> _Exercise aim_
Print the listing below exactly.

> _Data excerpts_
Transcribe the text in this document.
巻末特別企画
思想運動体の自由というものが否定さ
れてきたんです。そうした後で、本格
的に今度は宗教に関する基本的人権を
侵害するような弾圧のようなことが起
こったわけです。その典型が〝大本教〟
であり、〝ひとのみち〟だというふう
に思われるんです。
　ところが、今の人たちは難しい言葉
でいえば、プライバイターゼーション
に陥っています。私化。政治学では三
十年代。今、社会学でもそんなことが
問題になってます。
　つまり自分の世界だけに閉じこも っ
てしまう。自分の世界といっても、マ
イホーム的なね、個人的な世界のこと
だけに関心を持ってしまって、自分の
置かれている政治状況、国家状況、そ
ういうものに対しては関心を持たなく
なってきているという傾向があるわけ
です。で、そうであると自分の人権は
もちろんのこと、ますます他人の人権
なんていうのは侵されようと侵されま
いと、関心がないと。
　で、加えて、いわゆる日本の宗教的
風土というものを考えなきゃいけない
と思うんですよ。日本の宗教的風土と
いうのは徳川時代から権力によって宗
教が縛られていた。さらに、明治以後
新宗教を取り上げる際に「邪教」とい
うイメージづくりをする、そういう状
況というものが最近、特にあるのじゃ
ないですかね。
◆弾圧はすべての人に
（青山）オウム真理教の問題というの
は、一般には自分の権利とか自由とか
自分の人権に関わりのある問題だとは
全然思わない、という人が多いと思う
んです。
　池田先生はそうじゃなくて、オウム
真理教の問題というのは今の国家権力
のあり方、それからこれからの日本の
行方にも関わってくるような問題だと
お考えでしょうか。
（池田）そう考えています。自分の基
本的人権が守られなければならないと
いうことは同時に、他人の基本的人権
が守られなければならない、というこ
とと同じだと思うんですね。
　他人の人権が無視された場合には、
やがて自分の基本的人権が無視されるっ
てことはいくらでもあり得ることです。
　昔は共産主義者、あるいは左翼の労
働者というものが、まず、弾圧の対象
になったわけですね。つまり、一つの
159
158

> _Response to the exercise_
Transcribe the text in this document.
巻末特別企画
思想運動体の自由というものが否定さ
れてきたんです。そうした後で、本格
的に今度は宗教に関する基本的人権を
侵害するような弾圧のようなことが起
こったわけです。その典型が〝大本教〟
であり、〝ひとのみち〟だというふう
に思われるんです。
　ところが、今の人たちは難しい言葉
でいえば、プライバイターゼーション
に陥っています。私化。政治学では三
十年代。今、社会学でもそんなことが
問題になってます。
　つまり自分の世界だけに閉じこも っ
てしまう。自分の世界といっても、マ
イホーム的なね、個人的な世界のこと
だけに関心を持ってしまって、自分の
置かれている政治状況、国家状況、そ
ういうものに対しては関心を持たなく
なってきているという傾向があるわけ
です。で、そうであると自分の人権は
もちろんのこと、ますます他人の人権
なんていうのは侵されようと侵されま
いと、関心がないと。
　で、加えて、いわゆる日本の宗教的
風土というものを考えなきゃいけない
と思うんですよ。日本の宗教的風土と
いうのは徳川時代から権力によって宗
教が縛られていた。さらに、明治以後
新宗教を取り上げる際に「邪教」とい
うイメージづくりをする、そういう状
況というものが最近、特にあるのじゃ
ないですかね。
◆弾圧はすべての人に
（青山）オウム真理教の問題というの
は、一般には自分の権利とか自由とか
自分の人権に関わりのある問題だとは
全然思わない、という人が多いと思う
んです。
　池田先生はそうじゃなくて、オウム
真理教の問題というのは今の国家権力
のあり方、それからこれからの日本の
行方にも関わってくるような問題だと
お考えでしょうか。
（池田）そう考えています。自分の基
本的人権が守られなければならないと
いうことは同時に、他人の基本的人権
が守られなければならない、というこ
とと同じだと思うんですね。
　他人の人権が無視された場合には、
やがて自分の基本的人権が無視されるっ
てことはいくらでもあり得ることです。
　昔は共産主義者、あるいは左翼の労
働者というものが、まず、弾圧の対象
になったわけですね。つまり、一つの
159
158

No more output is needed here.